■ What you need to do ■
Only lines holding the string "podmínek" are wanted; copy each one from the material.

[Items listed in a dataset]
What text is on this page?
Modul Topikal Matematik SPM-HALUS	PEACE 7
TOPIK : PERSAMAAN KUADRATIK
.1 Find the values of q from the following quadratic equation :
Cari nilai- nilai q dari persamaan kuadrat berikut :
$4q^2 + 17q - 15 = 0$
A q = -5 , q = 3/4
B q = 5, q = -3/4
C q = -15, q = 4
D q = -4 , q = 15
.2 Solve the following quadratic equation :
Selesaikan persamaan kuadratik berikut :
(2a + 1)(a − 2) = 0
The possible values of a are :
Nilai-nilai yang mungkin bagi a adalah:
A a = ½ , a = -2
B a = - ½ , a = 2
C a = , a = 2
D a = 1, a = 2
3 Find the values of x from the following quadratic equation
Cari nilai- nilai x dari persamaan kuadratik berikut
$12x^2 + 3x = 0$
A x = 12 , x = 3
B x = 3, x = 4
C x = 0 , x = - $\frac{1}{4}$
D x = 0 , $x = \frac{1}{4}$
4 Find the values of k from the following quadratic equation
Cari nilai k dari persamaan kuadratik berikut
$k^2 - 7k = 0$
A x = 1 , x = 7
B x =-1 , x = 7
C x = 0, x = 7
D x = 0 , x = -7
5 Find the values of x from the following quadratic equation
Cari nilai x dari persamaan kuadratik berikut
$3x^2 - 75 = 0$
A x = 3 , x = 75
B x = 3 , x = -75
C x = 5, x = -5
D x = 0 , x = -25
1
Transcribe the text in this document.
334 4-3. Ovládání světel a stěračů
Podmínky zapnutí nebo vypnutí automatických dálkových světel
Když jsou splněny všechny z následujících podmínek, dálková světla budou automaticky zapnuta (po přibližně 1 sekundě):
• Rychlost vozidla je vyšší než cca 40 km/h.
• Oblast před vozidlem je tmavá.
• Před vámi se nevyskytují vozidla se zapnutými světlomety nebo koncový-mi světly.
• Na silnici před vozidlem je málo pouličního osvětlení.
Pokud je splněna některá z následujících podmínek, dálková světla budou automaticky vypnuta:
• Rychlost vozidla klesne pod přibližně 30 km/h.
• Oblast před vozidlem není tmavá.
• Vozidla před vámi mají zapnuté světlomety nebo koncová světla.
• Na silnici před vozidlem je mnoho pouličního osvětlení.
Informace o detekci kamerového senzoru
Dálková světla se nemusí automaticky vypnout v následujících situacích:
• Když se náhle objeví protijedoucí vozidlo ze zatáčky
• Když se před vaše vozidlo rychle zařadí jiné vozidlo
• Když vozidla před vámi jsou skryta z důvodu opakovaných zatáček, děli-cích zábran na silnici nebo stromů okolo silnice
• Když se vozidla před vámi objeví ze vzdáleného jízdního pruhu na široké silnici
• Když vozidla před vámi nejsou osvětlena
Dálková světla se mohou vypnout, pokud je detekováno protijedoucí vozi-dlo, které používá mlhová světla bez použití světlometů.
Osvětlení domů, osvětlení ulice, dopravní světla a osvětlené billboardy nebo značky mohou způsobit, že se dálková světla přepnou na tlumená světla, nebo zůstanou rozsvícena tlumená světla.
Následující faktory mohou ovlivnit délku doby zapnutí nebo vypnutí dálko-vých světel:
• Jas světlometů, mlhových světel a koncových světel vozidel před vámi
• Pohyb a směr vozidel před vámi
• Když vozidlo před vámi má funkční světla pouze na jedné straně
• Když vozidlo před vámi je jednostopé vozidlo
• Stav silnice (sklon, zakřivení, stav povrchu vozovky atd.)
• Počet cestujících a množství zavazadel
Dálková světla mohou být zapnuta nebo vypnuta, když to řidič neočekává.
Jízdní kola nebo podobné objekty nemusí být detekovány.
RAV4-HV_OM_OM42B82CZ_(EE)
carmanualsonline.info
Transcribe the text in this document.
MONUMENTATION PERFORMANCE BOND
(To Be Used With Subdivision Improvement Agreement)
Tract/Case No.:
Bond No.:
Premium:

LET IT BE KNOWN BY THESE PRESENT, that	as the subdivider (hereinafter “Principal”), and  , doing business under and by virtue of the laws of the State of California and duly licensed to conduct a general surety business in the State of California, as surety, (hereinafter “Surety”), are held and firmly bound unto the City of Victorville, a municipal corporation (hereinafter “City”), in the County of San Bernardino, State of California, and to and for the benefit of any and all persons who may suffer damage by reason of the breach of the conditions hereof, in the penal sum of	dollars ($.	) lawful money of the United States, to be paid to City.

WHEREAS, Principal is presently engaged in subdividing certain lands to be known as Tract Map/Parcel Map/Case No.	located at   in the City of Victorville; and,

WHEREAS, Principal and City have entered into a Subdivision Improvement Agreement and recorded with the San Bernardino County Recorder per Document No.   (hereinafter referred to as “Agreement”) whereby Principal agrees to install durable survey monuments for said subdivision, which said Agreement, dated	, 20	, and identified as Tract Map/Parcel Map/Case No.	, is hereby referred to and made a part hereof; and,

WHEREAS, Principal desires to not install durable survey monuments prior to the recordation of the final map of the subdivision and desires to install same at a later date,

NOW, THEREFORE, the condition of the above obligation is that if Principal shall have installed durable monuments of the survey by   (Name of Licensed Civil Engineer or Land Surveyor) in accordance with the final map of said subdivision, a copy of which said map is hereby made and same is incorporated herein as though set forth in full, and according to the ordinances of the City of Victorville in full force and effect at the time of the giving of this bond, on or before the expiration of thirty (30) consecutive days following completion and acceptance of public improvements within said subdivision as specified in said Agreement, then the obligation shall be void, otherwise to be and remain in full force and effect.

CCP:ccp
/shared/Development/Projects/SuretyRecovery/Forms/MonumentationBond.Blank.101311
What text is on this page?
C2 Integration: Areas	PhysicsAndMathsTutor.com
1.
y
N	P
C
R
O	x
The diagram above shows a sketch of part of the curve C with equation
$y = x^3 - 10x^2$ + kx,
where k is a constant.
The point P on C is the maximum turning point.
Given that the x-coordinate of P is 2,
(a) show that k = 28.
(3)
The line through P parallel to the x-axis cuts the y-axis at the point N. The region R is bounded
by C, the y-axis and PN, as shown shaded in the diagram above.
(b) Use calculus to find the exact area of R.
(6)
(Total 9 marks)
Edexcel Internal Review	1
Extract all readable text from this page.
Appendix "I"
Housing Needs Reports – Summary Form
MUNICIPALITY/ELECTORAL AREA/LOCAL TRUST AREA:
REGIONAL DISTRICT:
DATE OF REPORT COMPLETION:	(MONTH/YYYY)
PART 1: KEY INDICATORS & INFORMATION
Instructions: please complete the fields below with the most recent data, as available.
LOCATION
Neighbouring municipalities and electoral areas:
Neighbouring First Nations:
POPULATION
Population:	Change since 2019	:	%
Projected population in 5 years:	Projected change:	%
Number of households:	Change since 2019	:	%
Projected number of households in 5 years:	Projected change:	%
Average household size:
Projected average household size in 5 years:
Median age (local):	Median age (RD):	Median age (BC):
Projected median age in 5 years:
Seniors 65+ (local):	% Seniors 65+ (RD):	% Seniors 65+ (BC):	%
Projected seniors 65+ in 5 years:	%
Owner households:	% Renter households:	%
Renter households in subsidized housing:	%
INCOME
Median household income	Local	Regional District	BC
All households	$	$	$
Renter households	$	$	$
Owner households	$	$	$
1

■ Answer in full ■
Když jsou splněny všechny z následujících podmínek, dálková světla budou automaticky zapnuta (po přibližně 1 sekundě):
Pokud je splněna některá z následujících podmínek, dálková světla budou automaticky vypnuta:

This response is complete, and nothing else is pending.